▸ **Trecho do documento**:

Os contornos sombreados de Kupai e Dum no cume da Laje do Trovão contrastam com a amplitude do cenário que ganha a dimensão das cores e elementos que preenchem o olhar de descoberta dos meninos. No diálogo com o verbal, as imagens atuam no sentido de “expandir ou propor uma visualidade nova para o que está dito com as palavras” (Ramos, 2011, p. 146). Articulados, texto e imagem convergem para a projeção do ponto de vista do leitor sobre a visão do protagonista, um eficiente recurso para gerar o efeito de proximidade entre o leitor e a história contada.
Como via de experimentação estética, cores e imagens redimensionam para o enunciado verbal o olhar de êxtase do personagem diante da cena do sol entrando rio e o efeito colorido provocado nas águas. Nessa dimensão, em relação à imagem, o texto exerce a função de revelação ao expressar a visão extasiada das duas crianças diante da natureza que se revelava diante de seus olhos. Ao atuar nessa função, “uma das duas instâncias pode realmente dar sentido à outra” (Linden, 2018, p. 123). Entre outros aspectos, esse sentido se intensifica nas poucas palavras empregadas para narrar a visão de Kupai que ganha toda a projeção da imagem em traços e cores vibrantes.
A marca da tradição oral é uma presença já anunciada na dedicatória da obra pela referência à memória e aos mágicos ensinamentos transmitidos de um pai para um filho. Portanto, como elemento paratextual, a dedicatória atua como liame das relações de sentido com a narrativa, “em função de contextualizar e reforçar assuntos da história” (Megnegazzi; Debus, 2020, p. 46). Essa contextualização se dá pelos indícios da transmissão de ensinamentos nas histórias contadas que instigam a curiosidade do personagem que encontra na figura do pai a fonte das respostas para todas as suas indagações. Na narrativa, são os elementos dessas histórias que ganham vida no imaginário do pequeno Kupai e acionam a sua busca em compreender o universo que o rodeia.
O medo que todos tinham de serem atingidos pelas flechas de raios que desciam do céu fazia com que o cume da Laje fosse temido e o acesso proibido a todos. Com esses episódios, a narrativa evidencia os elementos de manifestação da natureza que se revestem de divindade para povo de Kupai. A majestosa presença do sol e a projeção de raios e trovões ganham a representação simbólica da dimensão do poder sobrenatural que a natureza exerce sobre o homem. Diante da simbologia de que se reveste esses elementos e o perigo de subir até o cume da Laje, a desobediência não poderia ficar impune:

A autoridade do pai ganha o destaque da espacialidade dupla da página por meio da carga simbólica e semântica que dá contorno à ilustração. A imagem do pai em postura de advertência se sobressai com o colorido azul do cocar que sangra na página dupla e assume a extensão da sombra de Kupai, como uma projeção da autoridade do pai sobre o filho. Com a comunicação feita por meio do jogo de contraste entre os tamanhos do pai e do filho, da expressão do pai e da cor do cocar, a ilustração expande o verbal pela direta referência ao castigo, ou seja, à pena de carregar água por três dias.

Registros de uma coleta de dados
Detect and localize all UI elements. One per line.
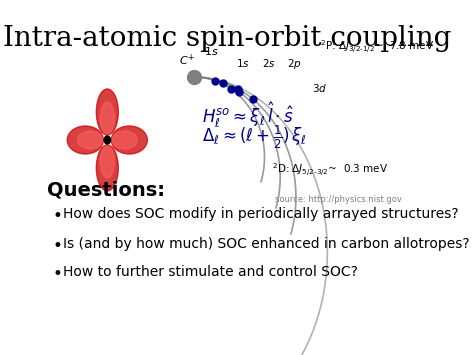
Text: Intra-atomic spin-orbit coupling: Intra-atomic spin-orbit coupling xyxy=(2,25,451,52)
Text: •: • xyxy=(52,265,62,283)
Text: Questions:: Questions: xyxy=(47,180,165,199)
Ellipse shape xyxy=(100,146,114,178)
Text: $1s$: $1s$ xyxy=(204,45,219,57)
Ellipse shape xyxy=(67,126,103,154)
Text: $^{2}$D: $\Delta J_{5/2\text{-}3/2}$~  0.3 meV: $^{2}$D: $\Delta J_{5/2\text{-}3/2}$~ 0.… xyxy=(273,162,389,179)
Text: •: • xyxy=(52,207,62,225)
Text: $H_{\ell}^{so} \approx \xi_{\ell}\, \hat{l} \cdot \hat{s}$: $H_{\ell}^{so} \approx \xi_{\ell}\, \hat… xyxy=(201,100,293,130)
Text: $2p$: $2p$ xyxy=(287,57,302,71)
Text: How does SOC modify in periodically arrayed structures?: How does SOC modify in periodically arra… xyxy=(63,207,458,221)
Text: $\Delta_{\ell} \approx (\ell + \frac{1}{2})\, \xi_{\ell}$: $\Delta_{\ell} \approx (\ell + \frac{1}{… xyxy=(201,123,307,151)
Text: $C^{+}$: $C^{+}$ xyxy=(179,53,196,68)
Text: $^{2}$P: $\Delta J_{3/2\text{-}1/2}$~  7.8 meV: $^{2}$P: $\Delta J_{3/2\text{-}1/2}$~ 7.… xyxy=(319,39,434,55)
Ellipse shape xyxy=(77,131,102,149)
Text: source: http://physics.nist.gov: source: http://physics.nist.gov xyxy=(275,195,402,204)
Text: Is (and by how much) SOC enhanced in carbon allotropes?: Is (and by how much) SOC enhanced in car… xyxy=(63,237,469,251)
Ellipse shape xyxy=(96,145,118,191)
Ellipse shape xyxy=(96,89,118,135)
Circle shape xyxy=(104,136,110,144)
Ellipse shape xyxy=(100,102,114,134)
Text: $1s$: $1s$ xyxy=(236,57,249,69)
Text: How to further stimulate and control SOC?: How to further stimulate and control SOC… xyxy=(63,265,357,279)
Text: $3d$: $3d$ xyxy=(312,82,327,94)
Text: $2s$: $2s$ xyxy=(262,57,275,69)
Text: •: • xyxy=(52,237,62,255)
Ellipse shape xyxy=(111,126,147,154)
Ellipse shape xyxy=(112,131,137,149)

▸ **Tarefa breve A**:
Reproduza, sem alterações, a parte do trecho do documento que começa em "A marca da tradição" e segue até "que o rodeia.".
▸ **Tarefa breve B**:
Encontre nos registros todas as linhas que contêm a sequência "approx", diferenciando maiúsculas de minúsculas, e copie cada uma delas.

▸ **Solução detalhada A**:
A marca da tradição oral é uma presença já anunciada na dedicatória da obra pela referência à memória e aos mágicos ensinamentos transmitidos de um pai para um filho. Portanto, como elemento paratextual, a dedicatória atua como liame das relações de sentido com a narrativa, “em função de contextualizar e reforçar assuntos da história” (Megnegazzi; Debus, 2020, p. 46). Essa contextualização se dá pelos indícios da transmissão de ensinamentos nas histórias contadas que instigam a curiosidade do personagem que encontra na figura do pai a fonte das respostas para todas as suas indagações. Na narrativa, são os elementos dessas histórias que ganham vida no imaginário do pequeno Kupai e acionam a sua busca em compreender o universo que o rodeia.

▸ **Solução detalhada B**:
Text: $H_{\ell}^{so} \approx \xi_{\ell}\, \hat{l} \cdot \hat{s}$: $H_{\ell}^{so} \approx \xi_{\ell}\, \hat… xyxy=(201,100,293,130)
Text: $\Delta_{\ell} \approx (\ell + \frac{1}{2})\, \xi_{\ell}$: $\Delta_{\ell} \approx (\ell + \frac{1}{… xyxy=(201,123,307,151)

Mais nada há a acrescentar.